Only lines holding the string "JSON" are wanted; copy each one from the material.

* * * * * * *

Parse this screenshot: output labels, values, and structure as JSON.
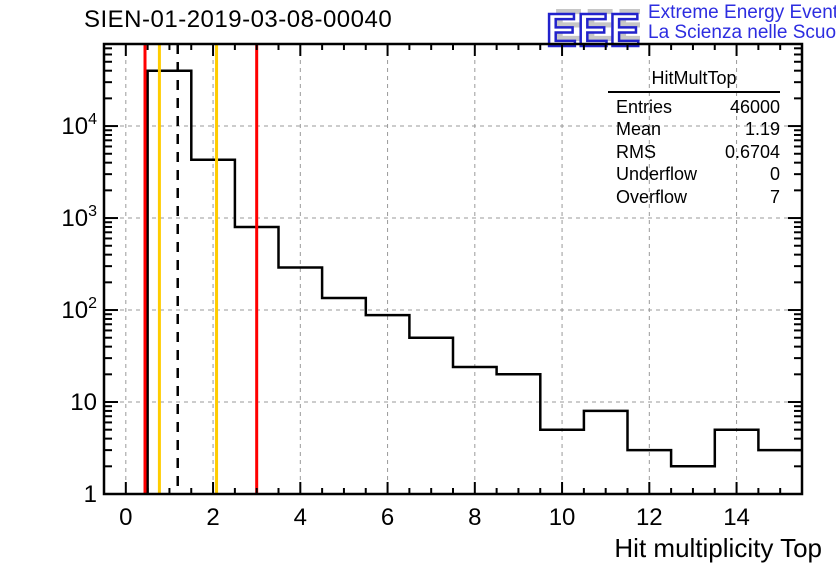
{
  "title": "SIEN-01-2019-03-08-00040",
  "logo": {
    "acronym": "EEE",
    "line1": "Extreme Energy Events",
    "line2": "La Scienza nelle Scuole",
    "blue": "#2222cc",
    "shadow": "#c6c6c6",
    "text_blue": "#2d2de0"
  },
  "stats": {
    "title": "HitMultTop",
    "rows": [
      [
        "Entries",
        "46000"
      ],
      [
        "Mean",
        "1.19"
      ],
      [
        "RMS",
        "0.6704"
      ],
      [
        "Underflow",
        "0"
      ],
      [
        "Overflow",
        "7"
      ]
    ]
  },
  "chart_data": {
    "type": "bar",
    "title": "SIEN-01-2019-03-08-00040",
    "xlabel": "Hit multiplicity Top",
    "ylabel": "",
    "y_scale": "log",
    "x_range": [
      -0.5,
      15.5
    ],
    "y_range": [
      1,
      78000
    ],
    "bin_width": 1,
    "bin_centers": [
      1,
      2,
      3,
      4,
      5,
      6,
      7,
      8,
      9,
      10,
      11,
      12,
      13,
      14,
      15
    ],
    "counts": [
      40000,
      4300,
      800,
      290,
      135,
      88,
      50,
      24,
      20,
      5,
      8,
      3,
      2,
      5,
      3
    ],
    "x_major_ticks": [
      0,
      2,
      4,
      6,
      8,
      10,
      12,
      14
    ],
    "x_minor_step": 0.5,
    "y_major_ticks": [
      1,
      10,
      100,
      1000,
      10000
    ],
    "grid": true,
    "grid_color": "#9a9a9a",
    "hist_color": "#000000",
    "frame_color": "#000000",
    "marker_lines": [
      {
        "x": 0.44,
        "color": "#ff0000",
        "style": "solid"
      },
      {
        "x": 0.77,
        "color": "#ffcc00",
        "style": "solid"
      },
      {
        "x": 1.19,
        "color": "#000000",
        "style": "dashed"
      },
      {
        "x": 2.08,
        "color": "#ffcc00",
        "style": "solid"
      },
      {
        "x": 3.0,
        "color": "#ff0000",
        "style": "solid"
      }
    ]
  }
}
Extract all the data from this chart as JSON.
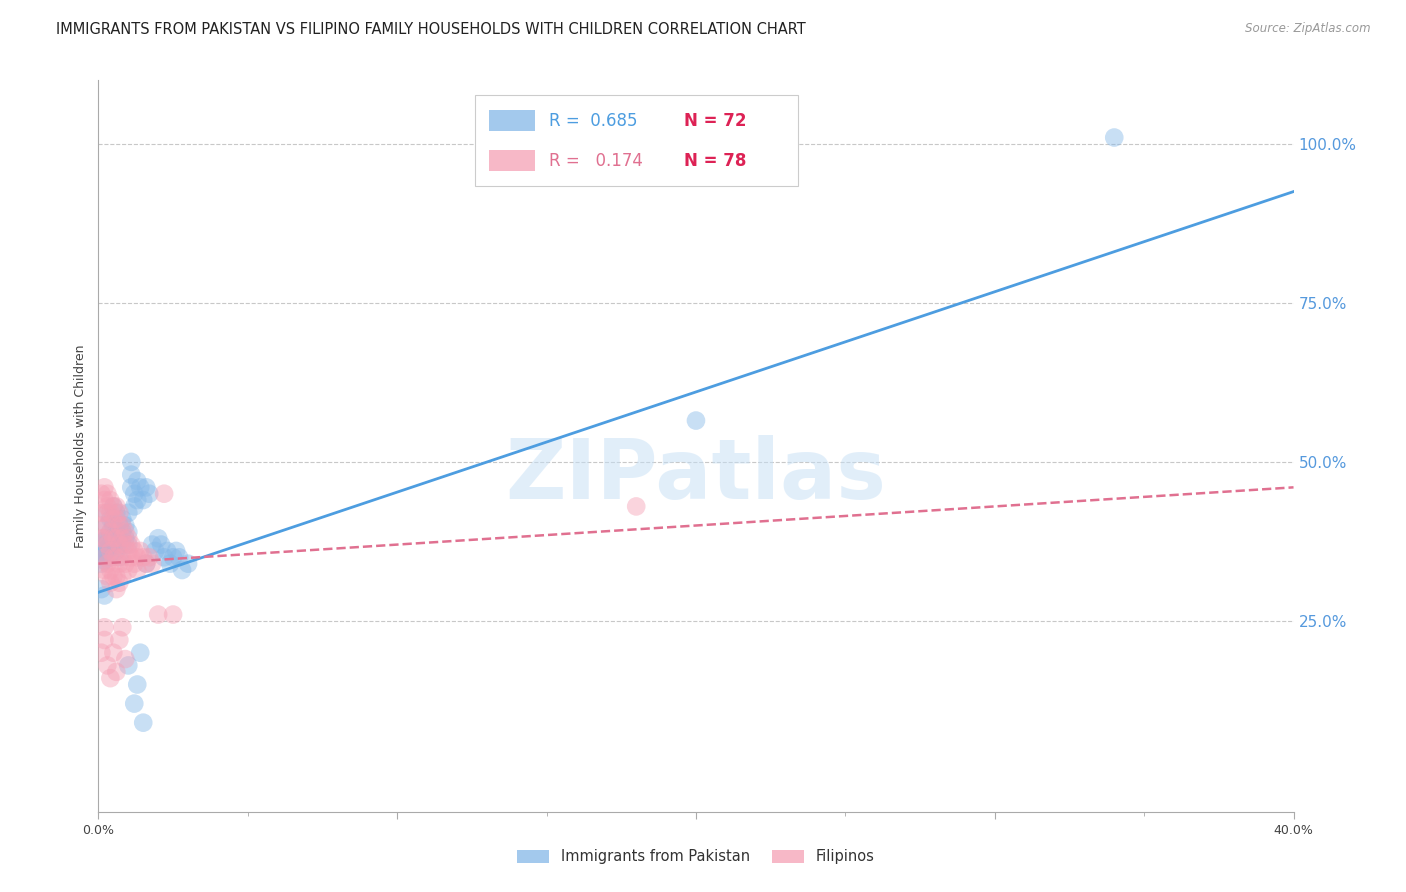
{
  "title": "IMMIGRANTS FROM PAKISTAN VS FILIPINO FAMILY HOUSEHOLDS WITH CHILDREN CORRELATION CHART",
  "source": "Source: ZipAtlas.com",
  "ylabel": "Family Households with Children",
  "ytick_labels": [
    "100.0%",
    "75.0%",
    "50.0%",
    "25.0%"
  ],
  "ytick_values": [
    1.0,
    0.75,
    0.5,
    0.25
  ],
  "xlim": [
    0.0,
    0.4
  ],
  "ylim": [
    -0.05,
    1.1
  ],
  "watermark_text": "ZIPatlas",
  "legend_pk_R": "0.685",
  "legend_pk_N": "72",
  "legend_fl_R": "0.174",
  "legend_fl_N": "78",
  "pakistan_scatter": [
    [
      0.001,
      0.355
    ],
    [
      0.001,
      0.375
    ],
    [
      0.001,
      0.34
    ],
    [
      0.001,
      0.36
    ],
    [
      0.002,
      0.37
    ],
    [
      0.002,
      0.35
    ],
    [
      0.002,
      0.38
    ],
    [
      0.002,
      0.345
    ],
    [
      0.003,
      0.4
    ],
    [
      0.003,
      0.36
    ],
    [
      0.003,
      0.42
    ],
    [
      0.003,
      0.38
    ],
    [
      0.004,
      0.39
    ],
    [
      0.004,
      0.35
    ],
    [
      0.004,
      0.41
    ],
    [
      0.004,
      0.37
    ],
    [
      0.005,
      0.4
    ],
    [
      0.005,
      0.37
    ],
    [
      0.005,
      0.43
    ],
    [
      0.006,
      0.39
    ],
    [
      0.006,
      0.36
    ],
    [
      0.006,
      0.42
    ],
    [
      0.007,
      0.38
    ],
    [
      0.007,
      0.4
    ],
    [
      0.007,
      0.35
    ],
    [
      0.008,
      0.39
    ],
    [
      0.008,
      0.37
    ],
    [
      0.008,
      0.41
    ],
    [
      0.009,
      0.4
    ],
    [
      0.009,
      0.38
    ],
    [
      0.01,
      0.39
    ],
    [
      0.01,
      0.37
    ],
    [
      0.01,
      0.42
    ],
    [
      0.011,
      0.46
    ],
    [
      0.011,
      0.48
    ],
    [
      0.011,
      0.5
    ],
    [
      0.012,
      0.45
    ],
    [
      0.012,
      0.43
    ],
    [
      0.013,
      0.47
    ],
    [
      0.013,
      0.44
    ],
    [
      0.014,
      0.46
    ],
    [
      0.015,
      0.44
    ],
    [
      0.016,
      0.46
    ],
    [
      0.016,
      0.34
    ],
    [
      0.017,
      0.45
    ],
    [
      0.018,
      0.37
    ],
    [
      0.019,
      0.36
    ],
    [
      0.02,
      0.38
    ],
    [
      0.021,
      0.37
    ],
    [
      0.022,
      0.35
    ],
    [
      0.023,
      0.36
    ],
    [
      0.024,
      0.34
    ],
    [
      0.025,
      0.35
    ],
    [
      0.026,
      0.36
    ],
    [
      0.027,
      0.35
    ],
    [
      0.028,
      0.33
    ],
    [
      0.03,
      0.34
    ],
    [
      0.012,
      0.12
    ],
    [
      0.013,
      0.15
    ],
    [
      0.015,
      0.09
    ],
    [
      0.2,
      0.565
    ],
    [
      0.34,
      1.01
    ],
    [
      0.001,
      0.3
    ],
    [
      0.002,
      0.29
    ],
    [
      0.01,
      0.18
    ],
    [
      0.014,
      0.2
    ]
  ],
  "filipino_scatter": [
    [
      0.001,
      0.42
    ],
    [
      0.001,
      0.45
    ],
    [
      0.001,
      0.4
    ],
    [
      0.001,
      0.38
    ],
    [
      0.002,
      0.46
    ],
    [
      0.002,
      0.44
    ],
    [
      0.002,
      0.42
    ],
    [
      0.002,
      0.38
    ],
    [
      0.002,
      0.35
    ],
    [
      0.002,
      0.33
    ],
    [
      0.003,
      0.45
    ],
    [
      0.003,
      0.43
    ],
    [
      0.003,
      0.4
    ],
    [
      0.003,
      0.37
    ],
    [
      0.003,
      0.34
    ],
    [
      0.003,
      0.32
    ],
    [
      0.004,
      0.44
    ],
    [
      0.004,
      0.42
    ],
    [
      0.004,
      0.39
    ],
    [
      0.004,
      0.36
    ],
    [
      0.004,
      0.33
    ],
    [
      0.004,
      0.31
    ],
    [
      0.005,
      0.43
    ],
    [
      0.005,
      0.41
    ],
    [
      0.005,
      0.38
    ],
    [
      0.005,
      0.35
    ],
    [
      0.005,
      0.32
    ],
    [
      0.006,
      0.43
    ],
    [
      0.006,
      0.41
    ],
    [
      0.006,
      0.38
    ],
    [
      0.006,
      0.35
    ],
    [
      0.006,
      0.32
    ],
    [
      0.006,
      0.3
    ],
    [
      0.007,
      0.42
    ],
    [
      0.007,
      0.4
    ],
    [
      0.007,
      0.37
    ],
    [
      0.007,
      0.34
    ],
    [
      0.007,
      0.31
    ],
    [
      0.008,
      0.4
    ],
    [
      0.008,
      0.38
    ],
    [
      0.008,
      0.35
    ],
    [
      0.008,
      0.32
    ],
    [
      0.009,
      0.39
    ],
    [
      0.009,
      0.37
    ],
    [
      0.009,
      0.34
    ],
    [
      0.01,
      0.38
    ],
    [
      0.01,
      0.36
    ],
    [
      0.01,
      0.33
    ],
    [
      0.011,
      0.37
    ],
    [
      0.011,
      0.35
    ],
    [
      0.012,
      0.36
    ],
    [
      0.012,
      0.34
    ],
    [
      0.013,
      0.35
    ],
    [
      0.013,
      0.33
    ],
    [
      0.014,
      0.36
    ],
    [
      0.015,
      0.35
    ],
    [
      0.016,
      0.34
    ],
    [
      0.017,
      0.35
    ],
    [
      0.018,
      0.34
    ],
    [
      0.001,
      0.2
    ],
    [
      0.002,
      0.22
    ],
    [
      0.002,
      0.24
    ],
    [
      0.003,
      0.18
    ],
    [
      0.004,
      0.16
    ],
    [
      0.005,
      0.2
    ],
    [
      0.006,
      0.17
    ],
    [
      0.007,
      0.22
    ],
    [
      0.008,
      0.24
    ],
    [
      0.009,
      0.19
    ],
    [
      0.02,
      0.26
    ],
    [
      0.022,
      0.45
    ],
    [
      0.025,
      0.26
    ],
    [
      0.18,
      0.43
    ]
  ],
  "pakistan_line": [
    [
      0.0,
      0.295
    ],
    [
      0.4,
      0.925
    ]
  ],
  "filipino_line": [
    [
      0.0,
      0.34
    ],
    [
      0.4,
      0.46
    ]
  ],
  "scatter_size": 180,
  "scatter_alpha": 0.45,
  "pakistan_color": "#85b8e8",
  "filipino_color": "#f5a0b5",
  "pakistan_line_color": "#4d9de0",
  "filipino_line_color": "#e07090",
  "grid_color": "#c8c8c8",
  "background_color": "#ffffff",
  "title_fontsize": 10.5,
  "axis_label_fontsize": 9,
  "tick_fontsize": 9,
  "legend_fontsize": 12
}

* * * * * * *

__WRITTEN SOLUTION__
Parse this screenshot: output labels, values, and structure as JSON.
Extract all the data from this chart as JSON.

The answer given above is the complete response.